THE EXERCISE:
Count the lines below that contain the string "Alberta", treating uppercase and lowercase as different. Give only the number.

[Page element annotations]
○ ○ ○ ○ ○

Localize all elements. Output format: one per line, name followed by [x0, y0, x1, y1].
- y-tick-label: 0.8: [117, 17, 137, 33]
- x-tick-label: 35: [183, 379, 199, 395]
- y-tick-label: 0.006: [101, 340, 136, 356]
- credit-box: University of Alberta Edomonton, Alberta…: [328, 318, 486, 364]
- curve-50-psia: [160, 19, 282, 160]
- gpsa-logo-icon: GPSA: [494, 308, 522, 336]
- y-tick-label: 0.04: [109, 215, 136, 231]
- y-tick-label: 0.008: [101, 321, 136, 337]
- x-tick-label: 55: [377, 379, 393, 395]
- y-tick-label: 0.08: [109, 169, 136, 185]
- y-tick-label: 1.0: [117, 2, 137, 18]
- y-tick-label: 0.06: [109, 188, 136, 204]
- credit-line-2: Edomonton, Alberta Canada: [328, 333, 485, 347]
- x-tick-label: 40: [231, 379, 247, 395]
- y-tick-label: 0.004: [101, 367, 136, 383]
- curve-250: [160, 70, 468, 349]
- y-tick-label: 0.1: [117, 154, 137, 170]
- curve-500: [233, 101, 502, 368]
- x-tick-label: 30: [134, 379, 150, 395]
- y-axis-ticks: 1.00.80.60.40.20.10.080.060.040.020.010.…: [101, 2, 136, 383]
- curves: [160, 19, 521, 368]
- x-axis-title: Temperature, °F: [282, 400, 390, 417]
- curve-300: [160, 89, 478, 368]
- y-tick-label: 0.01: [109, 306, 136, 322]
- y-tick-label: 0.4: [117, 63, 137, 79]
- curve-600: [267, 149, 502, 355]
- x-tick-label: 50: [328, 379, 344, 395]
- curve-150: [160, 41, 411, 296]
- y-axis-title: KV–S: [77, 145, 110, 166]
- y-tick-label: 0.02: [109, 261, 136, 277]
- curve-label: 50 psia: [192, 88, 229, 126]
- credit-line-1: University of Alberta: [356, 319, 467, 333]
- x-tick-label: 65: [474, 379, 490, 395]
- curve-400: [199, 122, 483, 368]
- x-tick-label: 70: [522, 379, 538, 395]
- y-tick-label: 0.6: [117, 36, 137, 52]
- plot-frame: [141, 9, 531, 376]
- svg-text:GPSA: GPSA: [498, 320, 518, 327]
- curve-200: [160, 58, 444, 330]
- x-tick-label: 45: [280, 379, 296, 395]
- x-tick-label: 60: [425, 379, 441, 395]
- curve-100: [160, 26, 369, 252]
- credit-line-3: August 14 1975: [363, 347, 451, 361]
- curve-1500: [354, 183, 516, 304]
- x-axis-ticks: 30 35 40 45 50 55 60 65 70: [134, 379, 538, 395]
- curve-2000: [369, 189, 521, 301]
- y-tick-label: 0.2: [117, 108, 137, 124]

○ ○ ○ ○ ○

CORRECT RESPONSE:
3